───── ENTRIES SUPPLIED ─────
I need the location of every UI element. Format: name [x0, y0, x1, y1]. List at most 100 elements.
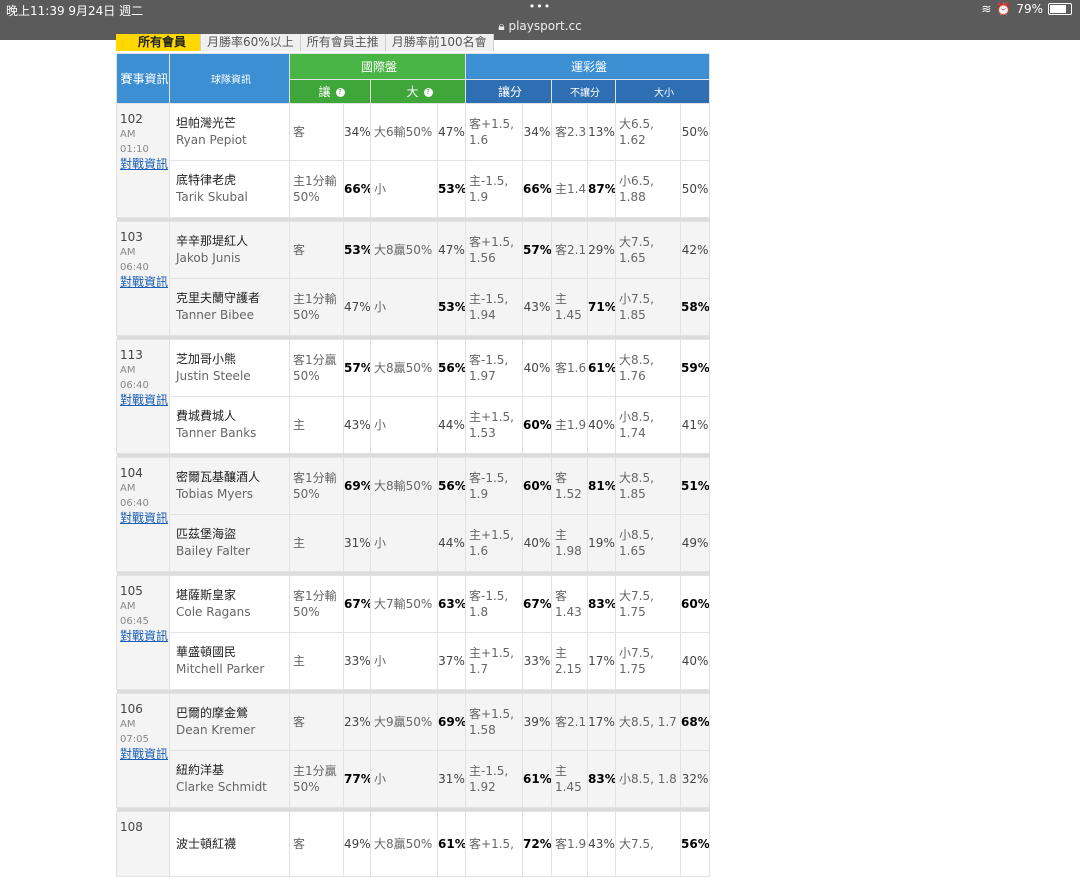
spread-pct: 67%: [343, 575, 371, 633]
help-icon[interactable]: ?: [423, 88, 433, 97]
spread-value[interactable]: 主: [289, 514, 344, 572]
total-value[interactable]: 大6輸50%: [370, 103, 438, 161]
total-value[interactable]: 大8贏50%: [370, 339, 438, 397]
team-cell: 密爾瓦基釀酒人 Tobias Myers: [169, 457, 290, 515]
size-value[interactable]: 小8.5, 1.74: [615, 396, 682, 454]
lock-icon: 🔒︎: [498, 19, 509, 33]
total-value[interactable]: 小: [370, 632, 438, 690]
matchup-info-link[interactable]: 對戰資訊: [120, 157, 168, 171]
game-ampm: AM: [120, 483, 136, 494]
total-value[interactable]: 小: [370, 396, 438, 454]
lottery-spread-value[interactable]: 主-1.5, 1.9: [465, 160, 524, 218]
table-row: 華盛頓國民 Mitchell Parker 主 33% 小 37% 主+1.5, 1.7 33…: [117, 632, 711, 690]
no-spread-value[interactable]: 客2.3: [551, 103, 589, 161]
pitcher-name: Cole Ragans: [176, 605, 251, 619]
size-value[interactable]: 小8.5, 1.65: [615, 514, 682, 572]
no-spread-value[interactable]: 客1.9: [551, 811, 589, 877]
spread-value[interactable]: 客: [289, 103, 344, 161]
lottery-spread-value[interactable]: 客-1.5, 1.9: [465, 457, 524, 515]
table-row: 108 波士頓紅襪 客 49% 大8贏50% 61% 客+1.5, 72% 客1.9 43% 大7.…: [116, 811, 711, 877]
size-value[interactable]: 大6.5, 1.62: [615, 103, 682, 161]
game-time: 06:40: [120, 498, 149, 509]
size-value[interactable]: 大7.5, 1.75: [615, 575, 682, 633]
no-spread-pct: 17%: [587, 693, 617, 751]
size-value[interactable]: 大8.5, 1.85: [615, 457, 682, 515]
lottery-spread-value[interactable]: 客+1.5, 1.56: [465, 221, 524, 279]
spread-value[interactable]: 主: [289, 396, 344, 454]
size-value[interactable]: 小7.5, 1.75: [615, 632, 682, 690]
matchup-info-link[interactable]: 對戰資訊: [120, 511, 168, 525]
total-value[interactable]: 大8贏50%: [370, 221, 438, 279]
spread-value[interactable]: 主: [289, 632, 344, 690]
no-spread-value[interactable]: 主1.4: [551, 160, 589, 218]
lottery-spread-value[interactable]: 客-1.5, 1.8: [465, 575, 524, 633]
no-spread-pct: 13%: [587, 103, 617, 161]
spread-pct: 49%: [343, 811, 371, 877]
lottery-spread-value[interactable]: 客+1.5,: [465, 811, 524, 877]
no-spread-value[interactable]: 客2.1: [551, 221, 589, 279]
total-value[interactable]: 大9贏50%: [370, 693, 438, 751]
total-value[interactable]: 小: [370, 750, 438, 808]
game-time: 07:05: [120, 734, 149, 745]
no-spread-value[interactable]: 客 1.43: [551, 575, 589, 633]
size-value[interactable]: 大8.5, 1.76: [615, 339, 682, 397]
game-info: 105 AM 06:45 對戰資訊: [116, 575, 170, 690]
help-icon[interactable]: ?: [335, 88, 345, 97]
total-value[interactable]: 大8贏50%: [370, 811, 438, 877]
no-spread-value[interactable]: 客2.1: [551, 693, 589, 751]
size-value[interactable]: 小6.5, 1.88: [615, 160, 682, 218]
total-value[interactable]: 小: [370, 514, 438, 572]
tab-all-members[interactable]: 所有會員: [116, 34, 202, 51]
spread-pct: 47%: [343, 278, 371, 336]
matchup-info-link[interactable]: 對戰資訊: [120, 747, 168, 761]
lottery-spread-value[interactable]: 主+1.5, 1.7: [465, 632, 524, 690]
no-spread-value[interactable]: 主 2.15: [551, 632, 589, 690]
spread-value[interactable]: 客: [289, 221, 344, 279]
total-value[interactable]: 大7輸50%: [370, 575, 438, 633]
spread-value[interactable]: 主1分輸50%: [289, 278, 344, 336]
tab-top-100[interactable]: 月勝率前100名會: [386, 34, 494, 51]
lottery-spread-value[interactable]: 主+1.5, 1.6: [465, 514, 524, 572]
spread-value[interactable]: 主1分贏50%: [289, 750, 344, 808]
size-value[interactable]: 大8.5, 1.7: [615, 693, 682, 751]
table-row: 102 AM 01:10 對戰資訊 坦帕灣光芒 Ryan Pepiot 客 34% 大6輸50%…: [116, 103, 711, 218]
no-spread-value[interactable]: 主1.9: [551, 396, 589, 454]
matchup-info-link[interactable]: 對戰資訊: [120, 629, 168, 643]
team-name: 匹茲堡海盜: [176, 527, 237, 541]
size-value[interactable]: 大7.5,: [615, 811, 682, 877]
size-value[interactable]: 小8.5, 1.8: [615, 750, 682, 808]
no-spread-value[interactable]: 客 1.52: [551, 457, 589, 515]
lottery-spread-value[interactable]: 主-1.5, 1.92: [465, 750, 524, 808]
lottery-spread-value[interactable]: 主+1.5, 1.53: [465, 396, 524, 454]
tab-dots[interactable]: •••: [0, 0, 1080, 13]
size-value[interactable]: 大7.5, 1.65: [615, 221, 682, 279]
spread-value[interactable]: 主1分輸50%: [289, 160, 344, 218]
tab-monthly-winrate-60[interactable]: 月勝率60%以上: [201, 34, 301, 51]
spread-value[interactable]: 客1分輸50%: [289, 575, 344, 633]
spread-pct: 53%: [343, 221, 371, 279]
no-spread-value[interactable]: 客1.6: [551, 339, 589, 397]
lottery-spread-value[interactable]: 客+1.5, 1.58: [465, 693, 524, 751]
size-pct: 49%: [680, 514, 711, 572]
spread-value[interactable]: 客: [289, 811, 344, 877]
lottery-spread-value[interactable]: 主-1.5, 1.94: [465, 278, 524, 336]
spread-value[interactable]: 客1分贏50%: [289, 339, 344, 397]
matchup-info-link[interactable]: 對戰資訊: [120, 393, 168, 407]
size-value[interactable]: 小7.5, 1.85: [615, 278, 682, 336]
total-value[interactable]: 小: [370, 160, 438, 218]
size-pct: 32%: [680, 750, 711, 808]
no-spread-value[interactable]: 主 1.98: [551, 514, 589, 572]
no-spread-value[interactable]: 主 1.45: [551, 278, 589, 336]
url-bar[interactable]: 🔒︎ playsport.cc: [0, 19, 1080, 34]
matchup-info-link[interactable]: 對戰資訊: [120, 275, 168, 289]
lottery-spread-value[interactable]: 客-1.5, 1.97: [465, 339, 524, 397]
spread-value[interactable]: 客: [289, 693, 344, 751]
no-spread-value[interactable]: 主 1.45: [551, 750, 589, 808]
total-pct: 31%: [436, 750, 467, 808]
lottery-spread-value[interactable]: 客+1.5, 1.6: [465, 103, 524, 161]
no-spread-pct: 29%: [587, 221, 617, 279]
total-value[interactable]: 大8輸50%: [370, 457, 438, 515]
total-value[interactable]: 小: [370, 278, 438, 336]
tab-all-members-picks[interactable]: 所有會員主推: [301, 34, 386, 51]
spread-value[interactable]: 客1分輸50%: [289, 457, 344, 515]
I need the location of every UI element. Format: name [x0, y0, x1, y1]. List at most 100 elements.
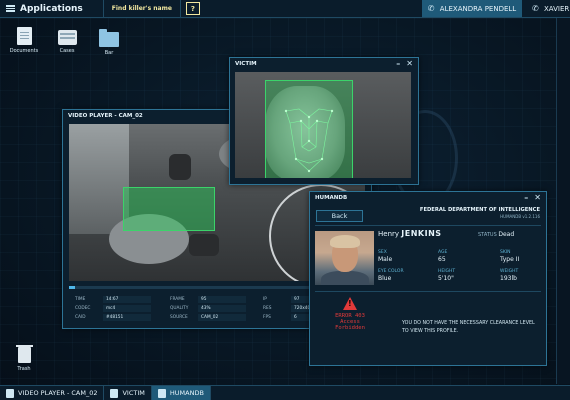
─────
--- TO BE DONE ---
Give the lines of the items above, starting at the line that contains "spread-pct: 67%: [343, 575, 371, 633]" and ending at the line that contains "size-value[interactable]: 大6.5, 1.62: [615, 103, 682, 161]", as a Markdown table with the columns No. and Entry. Number each row and omit blank lines.

--- TASK ANSWER ---
| No. | Entry |
|---|---|
| 1 | spread-pct: 67%: [343, 575, 371, 633] |
| 2 | help-icon[interactable]: ?: [423, 88, 433, 97] |
| 3 | spread-value[interactable]: 主: [289, 514, 344, 572] |
| 4 | total-value[interactable]: 大6輸50%: [370, 103, 438, 161] |
| 5 | total-value[interactable]: 大8贏50%: [370, 339, 438, 397] |
| 6 | team-cell: 密爾瓦基釀酒人 Tobias Myers: [169, 457, 290, 515] |
| 7 | size-value[interactable]: 小8.5, 1.74: [615, 396, 682, 454] |
| 8 | lock-icon: 🔒︎: [498, 19, 509, 33] |
| 9 | total-value[interactable]: 小: [370, 632, 438, 690] |
| 10 | matchup-info-link[interactable]: 對戰資訊: [120, 157, 168, 171] |
| 11 | game-ampm: AM: [120, 483, 136, 494] |
| 12 | total-value[interactable]: 小: [370, 396, 438, 454] |
| 13 | lottery-spread-value[interactable]: 主-1.5, 1.9: [465, 160, 524, 218] |
| 14 | table-row: 華盛頓國民 Mitchell Parker 主 33% 小 37% 主+1.5, 1.7 33…: [117, 632, 711, 690] |
| 15 | no-spread-value[interactable]: 客2.3: [551, 103, 589, 161] |
| 16 | pitcher-name: Cole Ragans: [176, 605, 251, 619] |
| 17 | size-value[interactable]: 小8.5, 1.65: [615, 514, 682, 572] |
| 18 | no-spread-value[interactable]: 客1.9: [551, 811, 589, 877] |
| 19 | spread-value[interactable]: 客: [289, 103, 344, 161] |
| 20 | lottery-spread-value[interactable]: 客-1.5, 1.9: [465, 457, 524, 515] |
| 21 | table-row: 108 波士頓紅襪 客 49% 大8贏50% 61% 客+1.5, 72% 客1.9 43% 大7.…: [116, 811, 711, 877] |
| 22 | size-value[interactable]: 大6.5, 1.62: [615, 103, 682, 161] |